* **WORK INSTRUCTIONS**:
1. According to the SMSF advice article, why does Ben Marshan say financial planners are better placed than accountants to advise on self-managed super funds? Answer in one to three sentences.
2. Pick up the article on advisers and accountants in the SMSF market after its last sentence, and extend it by a few more paragraphs.

* **EXCERPT PROVIDED**:
>>>

Financial advisers are “significantly better placed” to advise SMSF trustees than accountants, according to the FPA.

Speaking to ifa, FPA head of policy and government relations Ben Marshan said advisers should “absolutely be looking to take market share from accountants” when it comes to the self-managed superannuation market.

“Financial planners should be absolutely backing themselves to be the experts in this space, it’s what planners do day in and day out, but it’s not what accountants do day in and day out,” Mr Marshan said.

“Financial planners are significantly better placed to be providing advice to consumers around self-managed super funds.”

Asked whether the new adviser education standards – which Mr Marshan said will also apply to accountants operating under a limited licence – will provide an opportunity for advisers to increase their market share, he replied that it was unlikey to add “any additional impetus”.

<<<

* **COLLECTED DATA**:

>>>

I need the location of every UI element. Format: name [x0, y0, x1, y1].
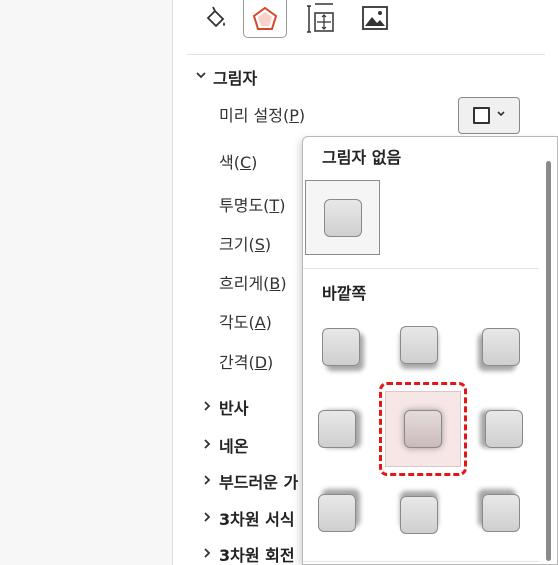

<<<

* **OUTPUTS**:
1. Ben Marshan says advising in this area is what financial planners do day in and day out, but it is not what accountants do day in and day out. He concludes that planners should back themselves as the experts in the self-managed super space.

2.
“Financial planners have much more ability to test and understand clients’ overall financial position, their level of understanding around whether they’ve got the capacity to run a self-managed super fund, whether they’ve got the desire to run a self-managed super fund, so I would say there’s merit in that idea,” he said.

“But what I will say is that the AFSL regime has been set up the way it has, and accountants are able to apply for the limited licences and therefore they’ll be able to keep going, I would suggest most accountants already have degrees, most of them I would be okay with post-graduate study, so I wouldn’t think it’s too much of a stretch for a lot of them to be doing additional study.”